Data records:
* * * *

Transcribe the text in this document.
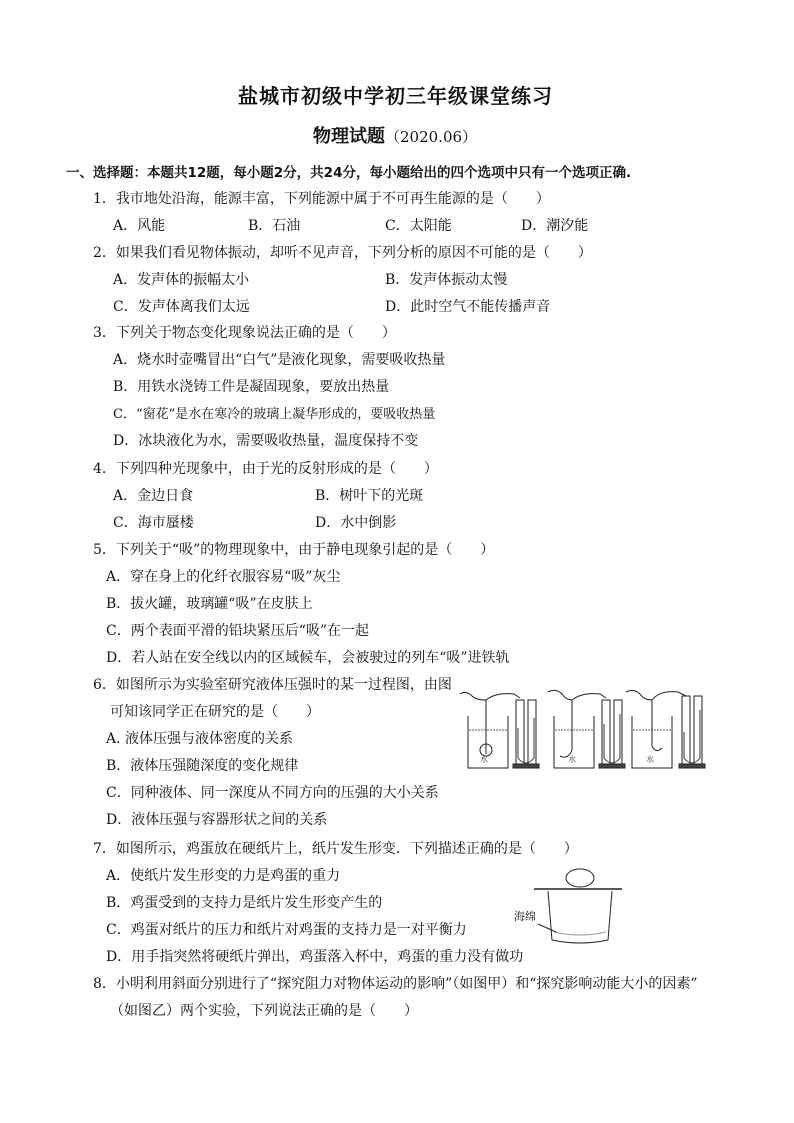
盐城市初级中学初三年级课堂练习
物理试题（2020.06）
一、选择题：本题共12题，每小题2分，共24分，每小题给出的四个选项中只有一个选项正确.
1．我市地处沿海，能源丰富，下列能源中属于不可再生能源的是（　　）
A．风能	B．石油	C．太阳能	D．潮汐能
2．如果我们看见物体振动，却听不见声音，下列分析的原因不可能的是（　　）
A．发声体的振幅太小	B．发声体振动太慢
C．发声体离我们太远	D．此时空气不能传播声音
3．下列关于物态变化现象说法正确的是（　　）
A．烧水时壶嘴冒出“白气”是液化现象，需要吸收热量
B．用铁水浇铸工件是凝固现象，要放出热量
C．“窗花”是水在寒冷的玻璃上凝华形成的，要吸收热量
D．冰块液化为水，需要吸收热量，温度保持不变
4．下列四种光现象中，由于光的反射形成的是（　　）
A．金边日食	B．树叶下的光斑
C．海市蜃楼	D．水中倒影
5．下列关于“吸”的物理现象中，由于静电现象引起的是（　　）
A．穿在身上的化纤衣服容易“吸”灰尘
B．拔火罐，玻璃罐“吸”在皮肤上
C．两个表面平滑的铅块紧压后“吸”在一起
D．若人站在安全线以内的区域候车，会被驶过的列车“吸”进铁轨
6．如图所示为实验室研究液体压强时的某一过程图，由图
可知该同学正在研究的是（　　）
A. 液体压强与液体密度的关系
B．液体压强随深度的变化规律
C．同种液体、同一深度从不同方向的压强的大小关系
D．液体压强与容器形状之间的关系
水	水	水
7．如图所示，鸡蛋放在硬纸片上，纸片发生形变．下列描述正确的是（　　）
A．使纸片发生形变的力是鸡蛋的重力
B．鸡蛋受到的支持力是纸片发生形变产生的
C．鸡蛋对纸片的压力和纸片对鸡蛋的支持力是一对平衡力
D．用手指突然将硬纸片弹出，鸡蛋落入杯中，鸡蛋的重力没有做功
海绵
8．小明利用斜面分别进行了“探究阻力对物体运动的影响”（如图甲）和“探究影响动能大小的因素”
（如图乙）两个实验，下列说法正确的是（　　）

* * * *

_DESCRIPTION OF THE TASK_
Your task is to reproduce all of the material exactly. The pictures stay out.

_OUTPUT OF THE TASK_
Transcribe the text in this document.
盐城市初级中学初三年级课堂练习
物理试题（2020.06）
一、选择题：本题共12题，每小题2分，共24分，每小题给出的四个选项中只有一个选项正确.
1．我市地处沿海，能源丰富，下列能源中属于不可再生能源的是（　　）
A．风能	B．石油	C．太阳能	D．潮汐能
2．如果我们看见物体振动，却听不见声音，下列分析的原因不可能的是（　　）
A．发声体的振幅太小	B．发声体振动太慢
C．发声体离我们太远	D．此时空气不能传播声音
3．下列关于物态变化现象说法正确的是（　　）
A．烧水时壶嘴冒出“白气”是液化现象，需要吸收热量
B．用铁水浇铸工件是凝固现象，要放出热量
C．“窗花”是水在寒冷的玻璃上凝华形成的，要吸收热量
D．冰块液化为水，需要吸收热量，温度保持不变
4．下列四种光现象中，由于光的反射形成的是（　　）
A．金边日食	B．树叶下的光斑
C．海市蜃楼	D．水中倒影
5．下列关于“吸”的物理现象中，由于静电现象引起的是（　　）
A．穿在身上的化纤衣服容易“吸”灰尘
B．拔火罐，玻璃罐“吸”在皮肤上
C．两个表面平滑的铅块紧压后“吸”在一起
D．若人站在安全线以内的区域候车，会被驶过的列车“吸”进铁轨
6．如图所示为实验室研究液体压强时的某一过程图，由图
可知该同学正在研究的是（　　）
A. 液体压强与液体密度的关系
B．液体压强随深度的变化规律
C．同种液体、同一深度从不同方向的压强的大小关系
D．液体压强与容器形状之间的关系
水	水	水
7．如图所示，鸡蛋放在硬纸片上，纸片发生形变．下列描述正确的是（　　）
A．使纸片发生形变的力是鸡蛋的重力
B．鸡蛋受到的支持力是纸片发生形变产生的
C．鸡蛋对纸片的压力和纸片对鸡蛋的支持力是一对平衡力
D．用手指突然将硬纸片弹出，鸡蛋落入杯中，鸡蛋的重力没有做功
海绵
8．小明利用斜面分别进行了“探究阻力对物体运动的影响”（如图甲）和“探究影响动能大小的因素”
（如图乙）两个实验，下列说法正确的是（　　）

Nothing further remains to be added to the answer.